» **Input**:
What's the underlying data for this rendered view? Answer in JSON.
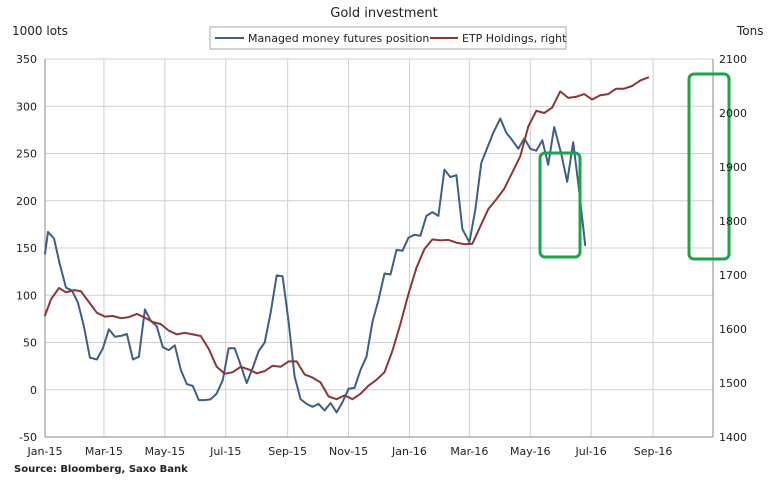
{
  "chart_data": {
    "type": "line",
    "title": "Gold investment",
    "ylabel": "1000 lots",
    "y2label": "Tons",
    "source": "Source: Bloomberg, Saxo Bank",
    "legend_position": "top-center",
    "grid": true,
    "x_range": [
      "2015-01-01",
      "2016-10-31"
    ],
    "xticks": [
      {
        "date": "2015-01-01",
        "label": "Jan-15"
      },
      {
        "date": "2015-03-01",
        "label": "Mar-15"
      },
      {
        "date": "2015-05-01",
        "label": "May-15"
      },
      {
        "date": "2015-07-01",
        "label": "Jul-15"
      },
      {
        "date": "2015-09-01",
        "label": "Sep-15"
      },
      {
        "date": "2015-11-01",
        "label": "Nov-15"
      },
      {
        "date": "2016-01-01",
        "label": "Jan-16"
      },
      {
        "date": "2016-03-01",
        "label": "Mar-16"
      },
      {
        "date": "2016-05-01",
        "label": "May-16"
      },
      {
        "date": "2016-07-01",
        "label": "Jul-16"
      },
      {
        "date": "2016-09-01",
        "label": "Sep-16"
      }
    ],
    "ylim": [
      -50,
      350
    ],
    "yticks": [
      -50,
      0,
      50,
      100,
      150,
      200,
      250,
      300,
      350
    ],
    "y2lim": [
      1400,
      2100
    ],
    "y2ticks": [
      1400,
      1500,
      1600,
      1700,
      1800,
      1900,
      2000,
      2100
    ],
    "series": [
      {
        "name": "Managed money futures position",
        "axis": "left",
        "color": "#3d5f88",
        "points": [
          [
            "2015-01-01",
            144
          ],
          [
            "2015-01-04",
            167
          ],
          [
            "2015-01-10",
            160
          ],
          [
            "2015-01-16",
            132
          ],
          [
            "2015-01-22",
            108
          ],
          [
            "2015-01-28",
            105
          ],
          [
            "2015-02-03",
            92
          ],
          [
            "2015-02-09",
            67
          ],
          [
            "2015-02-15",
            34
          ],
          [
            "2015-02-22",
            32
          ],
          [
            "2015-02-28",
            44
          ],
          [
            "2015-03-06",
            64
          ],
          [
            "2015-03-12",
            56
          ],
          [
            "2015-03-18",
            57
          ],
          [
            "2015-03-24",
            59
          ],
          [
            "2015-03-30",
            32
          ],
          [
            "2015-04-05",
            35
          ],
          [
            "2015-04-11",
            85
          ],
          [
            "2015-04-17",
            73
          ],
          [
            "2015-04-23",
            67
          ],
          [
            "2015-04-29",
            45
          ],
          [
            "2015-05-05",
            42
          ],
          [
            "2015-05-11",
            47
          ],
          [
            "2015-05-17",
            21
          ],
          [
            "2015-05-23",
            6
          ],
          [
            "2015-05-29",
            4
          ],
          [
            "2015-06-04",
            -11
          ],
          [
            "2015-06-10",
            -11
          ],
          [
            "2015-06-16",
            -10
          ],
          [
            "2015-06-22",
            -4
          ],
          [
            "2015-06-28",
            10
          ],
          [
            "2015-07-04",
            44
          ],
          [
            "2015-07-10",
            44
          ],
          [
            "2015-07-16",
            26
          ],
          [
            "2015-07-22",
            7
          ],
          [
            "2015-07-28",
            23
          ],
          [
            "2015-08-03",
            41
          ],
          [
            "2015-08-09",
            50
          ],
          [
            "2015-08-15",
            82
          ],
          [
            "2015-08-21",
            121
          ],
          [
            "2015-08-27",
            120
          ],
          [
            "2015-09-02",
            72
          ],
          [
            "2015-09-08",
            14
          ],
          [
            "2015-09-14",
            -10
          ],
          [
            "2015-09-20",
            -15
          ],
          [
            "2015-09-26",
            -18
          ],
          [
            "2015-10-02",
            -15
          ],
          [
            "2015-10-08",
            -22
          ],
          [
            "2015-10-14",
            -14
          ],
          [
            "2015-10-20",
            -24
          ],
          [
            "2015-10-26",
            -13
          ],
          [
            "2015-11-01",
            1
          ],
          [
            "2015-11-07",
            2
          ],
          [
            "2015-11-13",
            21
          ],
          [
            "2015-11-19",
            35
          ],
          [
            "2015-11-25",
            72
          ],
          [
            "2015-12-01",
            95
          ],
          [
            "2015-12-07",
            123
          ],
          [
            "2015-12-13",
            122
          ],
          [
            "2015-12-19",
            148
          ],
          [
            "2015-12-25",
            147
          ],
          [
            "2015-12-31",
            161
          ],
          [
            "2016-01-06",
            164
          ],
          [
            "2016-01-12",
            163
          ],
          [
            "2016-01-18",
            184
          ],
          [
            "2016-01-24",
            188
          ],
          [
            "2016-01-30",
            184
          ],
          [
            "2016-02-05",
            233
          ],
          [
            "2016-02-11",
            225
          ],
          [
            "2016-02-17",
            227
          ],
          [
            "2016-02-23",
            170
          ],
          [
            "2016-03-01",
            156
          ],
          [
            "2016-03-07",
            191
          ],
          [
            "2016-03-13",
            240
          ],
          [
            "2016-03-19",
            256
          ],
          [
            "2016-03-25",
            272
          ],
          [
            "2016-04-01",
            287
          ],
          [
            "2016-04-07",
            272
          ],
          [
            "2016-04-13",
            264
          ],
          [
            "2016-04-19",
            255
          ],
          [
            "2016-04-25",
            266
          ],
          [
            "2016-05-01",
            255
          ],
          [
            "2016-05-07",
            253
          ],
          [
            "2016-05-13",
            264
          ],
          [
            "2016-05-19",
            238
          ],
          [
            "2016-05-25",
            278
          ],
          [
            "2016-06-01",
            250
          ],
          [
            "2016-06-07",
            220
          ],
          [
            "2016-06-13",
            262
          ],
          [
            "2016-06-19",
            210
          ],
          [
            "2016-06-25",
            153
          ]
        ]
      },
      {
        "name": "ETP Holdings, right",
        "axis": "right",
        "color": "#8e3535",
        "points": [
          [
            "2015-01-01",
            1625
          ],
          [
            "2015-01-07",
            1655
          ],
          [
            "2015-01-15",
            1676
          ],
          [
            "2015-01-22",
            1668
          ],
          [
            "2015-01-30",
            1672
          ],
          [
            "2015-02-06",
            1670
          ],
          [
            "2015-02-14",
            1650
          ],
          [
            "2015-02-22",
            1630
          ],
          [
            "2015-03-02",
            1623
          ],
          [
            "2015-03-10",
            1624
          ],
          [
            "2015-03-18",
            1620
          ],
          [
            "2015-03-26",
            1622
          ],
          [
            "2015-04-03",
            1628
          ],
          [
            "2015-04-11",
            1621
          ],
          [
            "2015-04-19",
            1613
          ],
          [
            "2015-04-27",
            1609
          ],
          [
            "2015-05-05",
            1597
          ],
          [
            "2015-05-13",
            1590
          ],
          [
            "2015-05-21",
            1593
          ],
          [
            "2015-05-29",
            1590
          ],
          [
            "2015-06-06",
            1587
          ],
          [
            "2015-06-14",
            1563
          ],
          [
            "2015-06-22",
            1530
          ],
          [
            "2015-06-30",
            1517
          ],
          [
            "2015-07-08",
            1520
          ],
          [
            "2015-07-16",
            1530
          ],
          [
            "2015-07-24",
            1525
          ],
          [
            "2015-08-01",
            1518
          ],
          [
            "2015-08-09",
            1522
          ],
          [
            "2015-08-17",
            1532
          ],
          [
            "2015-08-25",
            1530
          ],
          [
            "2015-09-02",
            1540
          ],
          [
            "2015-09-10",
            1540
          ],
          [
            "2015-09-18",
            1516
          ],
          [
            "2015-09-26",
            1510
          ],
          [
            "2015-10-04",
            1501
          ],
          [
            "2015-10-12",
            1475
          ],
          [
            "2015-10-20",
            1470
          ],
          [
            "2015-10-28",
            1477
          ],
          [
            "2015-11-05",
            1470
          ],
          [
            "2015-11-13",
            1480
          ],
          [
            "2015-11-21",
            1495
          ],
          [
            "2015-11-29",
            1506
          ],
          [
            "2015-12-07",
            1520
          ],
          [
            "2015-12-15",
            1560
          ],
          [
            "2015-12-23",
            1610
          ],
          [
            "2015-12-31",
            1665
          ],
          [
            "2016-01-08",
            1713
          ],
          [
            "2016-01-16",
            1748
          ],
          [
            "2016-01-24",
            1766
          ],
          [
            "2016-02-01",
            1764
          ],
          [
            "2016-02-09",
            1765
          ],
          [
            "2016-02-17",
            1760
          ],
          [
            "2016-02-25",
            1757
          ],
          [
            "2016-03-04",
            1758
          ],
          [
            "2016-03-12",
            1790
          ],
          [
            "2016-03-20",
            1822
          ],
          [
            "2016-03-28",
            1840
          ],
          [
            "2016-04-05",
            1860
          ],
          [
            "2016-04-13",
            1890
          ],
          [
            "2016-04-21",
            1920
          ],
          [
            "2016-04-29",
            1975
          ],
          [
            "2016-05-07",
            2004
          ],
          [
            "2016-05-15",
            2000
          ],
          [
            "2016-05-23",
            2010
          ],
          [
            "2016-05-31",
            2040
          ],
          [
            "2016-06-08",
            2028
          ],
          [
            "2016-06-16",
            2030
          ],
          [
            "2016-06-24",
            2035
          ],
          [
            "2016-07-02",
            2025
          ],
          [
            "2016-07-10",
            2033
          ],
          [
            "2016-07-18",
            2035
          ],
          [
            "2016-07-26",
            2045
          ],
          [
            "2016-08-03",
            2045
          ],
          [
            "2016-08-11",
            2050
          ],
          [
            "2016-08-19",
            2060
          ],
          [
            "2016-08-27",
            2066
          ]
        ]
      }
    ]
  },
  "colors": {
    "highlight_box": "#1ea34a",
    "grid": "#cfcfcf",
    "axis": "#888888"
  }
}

...

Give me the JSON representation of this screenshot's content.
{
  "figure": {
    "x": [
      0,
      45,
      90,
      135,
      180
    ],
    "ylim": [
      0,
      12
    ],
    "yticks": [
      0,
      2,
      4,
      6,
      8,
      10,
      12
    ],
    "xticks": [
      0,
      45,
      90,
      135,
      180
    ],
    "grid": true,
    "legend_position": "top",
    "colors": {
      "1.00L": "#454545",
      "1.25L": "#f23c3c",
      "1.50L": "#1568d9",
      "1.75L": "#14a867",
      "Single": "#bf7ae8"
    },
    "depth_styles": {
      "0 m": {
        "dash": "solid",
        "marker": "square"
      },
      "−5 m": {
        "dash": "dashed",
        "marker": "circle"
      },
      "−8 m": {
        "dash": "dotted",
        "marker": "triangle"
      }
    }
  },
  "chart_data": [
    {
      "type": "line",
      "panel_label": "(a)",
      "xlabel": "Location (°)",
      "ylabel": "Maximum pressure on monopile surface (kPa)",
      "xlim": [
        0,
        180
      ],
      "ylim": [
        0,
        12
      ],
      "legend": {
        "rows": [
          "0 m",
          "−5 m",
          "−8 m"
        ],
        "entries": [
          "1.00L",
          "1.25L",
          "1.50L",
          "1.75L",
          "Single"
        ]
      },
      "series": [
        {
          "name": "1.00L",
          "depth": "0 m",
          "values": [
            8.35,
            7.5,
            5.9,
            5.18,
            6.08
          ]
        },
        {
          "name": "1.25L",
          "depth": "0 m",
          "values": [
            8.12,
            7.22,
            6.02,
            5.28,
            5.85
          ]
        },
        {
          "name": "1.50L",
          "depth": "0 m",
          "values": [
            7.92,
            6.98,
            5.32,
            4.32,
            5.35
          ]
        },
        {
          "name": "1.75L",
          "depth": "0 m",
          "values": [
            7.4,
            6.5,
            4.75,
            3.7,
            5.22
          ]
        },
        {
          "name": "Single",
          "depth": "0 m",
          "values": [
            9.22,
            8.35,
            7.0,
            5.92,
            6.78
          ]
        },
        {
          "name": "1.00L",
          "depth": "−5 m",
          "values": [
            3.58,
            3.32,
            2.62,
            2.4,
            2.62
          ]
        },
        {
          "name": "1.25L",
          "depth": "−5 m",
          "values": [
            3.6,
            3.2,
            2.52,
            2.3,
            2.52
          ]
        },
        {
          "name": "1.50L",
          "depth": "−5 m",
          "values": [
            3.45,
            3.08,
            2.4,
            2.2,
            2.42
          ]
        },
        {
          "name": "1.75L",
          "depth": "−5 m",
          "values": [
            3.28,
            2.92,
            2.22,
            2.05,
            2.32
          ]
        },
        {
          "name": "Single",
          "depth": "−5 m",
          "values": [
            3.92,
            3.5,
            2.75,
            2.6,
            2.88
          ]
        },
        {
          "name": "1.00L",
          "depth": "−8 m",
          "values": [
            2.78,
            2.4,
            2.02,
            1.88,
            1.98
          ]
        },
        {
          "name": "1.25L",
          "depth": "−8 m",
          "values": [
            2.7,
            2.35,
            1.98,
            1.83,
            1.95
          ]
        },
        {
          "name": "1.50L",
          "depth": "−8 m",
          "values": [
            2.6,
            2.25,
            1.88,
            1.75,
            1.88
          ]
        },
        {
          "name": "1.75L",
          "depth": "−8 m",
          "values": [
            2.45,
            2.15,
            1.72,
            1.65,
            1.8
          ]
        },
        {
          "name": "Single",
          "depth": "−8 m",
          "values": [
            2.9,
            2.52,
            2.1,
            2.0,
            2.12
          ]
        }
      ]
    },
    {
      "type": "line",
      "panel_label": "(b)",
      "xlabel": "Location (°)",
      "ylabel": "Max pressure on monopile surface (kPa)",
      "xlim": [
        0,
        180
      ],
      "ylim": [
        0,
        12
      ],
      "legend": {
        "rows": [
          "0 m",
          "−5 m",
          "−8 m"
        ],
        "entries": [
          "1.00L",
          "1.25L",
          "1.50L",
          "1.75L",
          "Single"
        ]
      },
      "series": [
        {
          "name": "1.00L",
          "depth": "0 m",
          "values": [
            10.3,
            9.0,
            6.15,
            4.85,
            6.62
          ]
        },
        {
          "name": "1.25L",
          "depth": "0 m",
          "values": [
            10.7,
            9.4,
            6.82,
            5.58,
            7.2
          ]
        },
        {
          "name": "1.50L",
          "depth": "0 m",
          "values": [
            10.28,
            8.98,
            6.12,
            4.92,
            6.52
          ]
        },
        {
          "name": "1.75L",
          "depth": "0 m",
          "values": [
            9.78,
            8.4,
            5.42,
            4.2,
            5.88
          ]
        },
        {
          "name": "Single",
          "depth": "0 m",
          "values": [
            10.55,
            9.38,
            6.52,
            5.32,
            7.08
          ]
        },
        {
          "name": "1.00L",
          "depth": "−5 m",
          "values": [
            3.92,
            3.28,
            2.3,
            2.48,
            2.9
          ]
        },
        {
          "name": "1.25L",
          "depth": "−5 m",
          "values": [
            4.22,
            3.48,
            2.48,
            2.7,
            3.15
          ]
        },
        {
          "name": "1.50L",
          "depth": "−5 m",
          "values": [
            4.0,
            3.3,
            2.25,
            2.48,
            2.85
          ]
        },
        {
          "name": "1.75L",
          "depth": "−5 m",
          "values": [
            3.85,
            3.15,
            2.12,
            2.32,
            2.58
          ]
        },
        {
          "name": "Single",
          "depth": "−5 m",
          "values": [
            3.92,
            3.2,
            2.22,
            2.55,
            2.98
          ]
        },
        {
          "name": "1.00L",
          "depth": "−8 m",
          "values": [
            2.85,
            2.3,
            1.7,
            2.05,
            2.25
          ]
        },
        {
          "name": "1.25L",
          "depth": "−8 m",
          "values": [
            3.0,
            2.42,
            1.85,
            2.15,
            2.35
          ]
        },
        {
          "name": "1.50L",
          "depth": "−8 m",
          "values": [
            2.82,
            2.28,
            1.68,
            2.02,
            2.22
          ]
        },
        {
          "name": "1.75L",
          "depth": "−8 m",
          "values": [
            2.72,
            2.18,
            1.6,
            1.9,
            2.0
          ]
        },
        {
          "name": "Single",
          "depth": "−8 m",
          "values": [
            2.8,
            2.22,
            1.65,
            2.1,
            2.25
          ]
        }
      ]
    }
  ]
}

---

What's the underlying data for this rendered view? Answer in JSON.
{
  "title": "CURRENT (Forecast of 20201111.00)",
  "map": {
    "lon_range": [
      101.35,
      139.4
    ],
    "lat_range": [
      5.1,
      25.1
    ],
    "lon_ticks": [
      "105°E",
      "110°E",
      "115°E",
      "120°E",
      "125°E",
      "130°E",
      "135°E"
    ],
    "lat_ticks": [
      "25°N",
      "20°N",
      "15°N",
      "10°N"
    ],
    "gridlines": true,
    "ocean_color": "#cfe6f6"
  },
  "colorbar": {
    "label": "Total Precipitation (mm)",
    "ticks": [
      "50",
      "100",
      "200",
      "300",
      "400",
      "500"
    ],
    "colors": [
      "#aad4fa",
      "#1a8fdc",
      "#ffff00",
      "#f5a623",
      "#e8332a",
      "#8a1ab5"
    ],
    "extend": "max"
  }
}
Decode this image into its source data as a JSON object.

» **Directions**: Copy every line of the entries above in which "marker" occurs.

» **Completed task**:
        "marker": "square"
        "marker": "circle"
        "marker": "triangle"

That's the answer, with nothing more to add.